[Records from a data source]
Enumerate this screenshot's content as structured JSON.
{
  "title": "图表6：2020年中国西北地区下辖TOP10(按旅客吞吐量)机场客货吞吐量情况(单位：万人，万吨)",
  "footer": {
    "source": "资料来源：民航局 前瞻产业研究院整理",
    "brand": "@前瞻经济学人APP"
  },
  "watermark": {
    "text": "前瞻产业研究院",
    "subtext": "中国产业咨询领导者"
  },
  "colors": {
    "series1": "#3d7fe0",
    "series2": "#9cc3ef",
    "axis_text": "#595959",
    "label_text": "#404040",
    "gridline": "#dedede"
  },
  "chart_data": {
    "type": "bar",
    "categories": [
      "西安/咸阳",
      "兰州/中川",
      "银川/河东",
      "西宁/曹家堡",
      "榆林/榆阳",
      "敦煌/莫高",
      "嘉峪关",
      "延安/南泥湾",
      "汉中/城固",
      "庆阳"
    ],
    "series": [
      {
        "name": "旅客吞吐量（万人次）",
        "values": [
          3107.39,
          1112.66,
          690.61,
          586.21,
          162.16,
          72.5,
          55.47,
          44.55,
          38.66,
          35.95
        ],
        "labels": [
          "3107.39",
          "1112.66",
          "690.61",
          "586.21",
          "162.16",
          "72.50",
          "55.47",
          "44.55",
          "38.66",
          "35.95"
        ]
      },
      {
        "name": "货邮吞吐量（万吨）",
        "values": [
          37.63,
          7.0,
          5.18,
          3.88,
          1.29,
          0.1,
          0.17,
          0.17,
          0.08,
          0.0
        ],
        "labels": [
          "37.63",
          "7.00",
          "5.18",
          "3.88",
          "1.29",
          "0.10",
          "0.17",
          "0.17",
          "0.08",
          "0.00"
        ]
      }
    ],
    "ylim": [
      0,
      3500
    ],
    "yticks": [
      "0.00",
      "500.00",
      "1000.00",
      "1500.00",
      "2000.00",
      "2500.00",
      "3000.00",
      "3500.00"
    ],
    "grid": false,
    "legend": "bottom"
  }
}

**TASK PROMPT**
Every entry must be quoted exactly as it appears above.

**ANSWER TO THE EXERCISE**
Enumerate this screenshot's content as structured JSON.
{
  "title": "图表6：2020年中国西北地区下辖TOP10(按旅客吞吐量)机场客货吞吐量情况(单位：万人，万吨)",
  "footer": {
    "source": "资料来源：民航局 前瞻产业研究院整理",
    "brand": "@前瞻经济学人APP"
  },
  "watermark": {
    "text": "前瞻产业研究院",
    "subtext": "中国产业咨询领导者"
  },
  "colors": {
    "series1": "#3d7fe0",
    "series2": "#9cc3ef",
    "axis_text": "#595959",
    "label_text": "#404040",
    "gridline": "#dedede"
  },
  "chart_data": {
    "type": "bar",
    "categories": [
      "西安/咸阳",
      "兰州/中川",
      "银川/河东",
      "西宁/曹家堡",
      "榆林/榆阳",
      "敦煌/莫高",
      "嘉峪关",
      "延安/南泥湾",
      "汉中/城固",
      "庆阳"
    ],
    "series": [
      {
        "name": "旅客吞吐量（万人次）",
        "values": [
          3107.39,
          1112.66,
          690.61,
          586.21,
          162.16,
          72.5,
          55.47,
          44.55,
          38.66,
          35.95
        ],
        "labels": [
          "3107.39",
          "1112.66",
          "690.61",
          "586.21",
          "162.16",
          "72.50",
          "55.47",
          "44.55",
          "38.66",
          "35.95"
        ]
      },
      {
        "name": "货邮吞吐量（万吨）",
        "values": [
          37.63,
          7.0,
          5.18,
          3.88,
          1.29,
          0.1,
          0.17,
          0.17,
          0.08,
          0.0
        ],
        "labels": [
          "37.63",
          "7.00",
          "5.18",
          "3.88",
          "1.29",
          "0.10",
          "0.17",
          "0.17",
          "0.08",
          "0.00"
        ]
      }
    ],
    "ylim": [
      0,
      3500
    ],
    "yticks": [
      "0.00",
      "500.00",
      "1000.00",
      "1500.00",
      "2000.00",
      "2500.00",
      "3000.00",
      "3500.00"
    ],
    "grid": false,
    "legend": "bottom"
  }
}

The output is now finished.